_The records_
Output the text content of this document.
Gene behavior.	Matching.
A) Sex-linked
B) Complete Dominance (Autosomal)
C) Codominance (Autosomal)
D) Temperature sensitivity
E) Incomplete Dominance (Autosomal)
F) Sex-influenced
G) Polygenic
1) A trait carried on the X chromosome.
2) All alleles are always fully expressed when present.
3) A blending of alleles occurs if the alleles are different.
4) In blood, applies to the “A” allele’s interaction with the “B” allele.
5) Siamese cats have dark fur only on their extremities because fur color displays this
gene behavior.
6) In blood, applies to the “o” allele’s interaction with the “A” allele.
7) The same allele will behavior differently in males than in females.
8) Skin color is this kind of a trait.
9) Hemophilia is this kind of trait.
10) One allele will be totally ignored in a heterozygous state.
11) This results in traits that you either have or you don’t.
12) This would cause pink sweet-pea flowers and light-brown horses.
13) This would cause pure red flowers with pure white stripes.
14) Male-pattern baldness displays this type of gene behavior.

_Work request_
Reproduce the data in full, exactly.

_Result of the task_
Output the text content of this document.
Gene behavior.	Matching.
A) Sex-linked
B) Complete Dominance (Autosomal)
C) Codominance (Autosomal)
D) Temperature sensitivity
E) Incomplete Dominance (Autosomal)
F) Sex-influenced
G) Polygenic
1) A trait carried on the X chromosome.
2) All alleles are always fully expressed when present.
3) A blending of alleles occurs if the alleles are different.
4) In blood, applies to the “A” allele’s interaction with the “B” allele.
5) Siamese cats have dark fur only on their extremities because fur color displays this
gene behavior.
6) In blood, applies to the “o” allele’s interaction with the “A” allele.
7) The same allele will behavior differently in males than in females.
8) Skin color is this kind of a trait.
9) Hemophilia is this kind of trait.
10) One allele will be totally ignored in a heterozygous state.
11) This results in traits that you either have or you don’t.
12) This would cause pink sweet-pea flowers and light-brown horses.
13) This would cause pure red flowers with pure white stripes.
14) Male-pattern baldness displays this type of gene behavior.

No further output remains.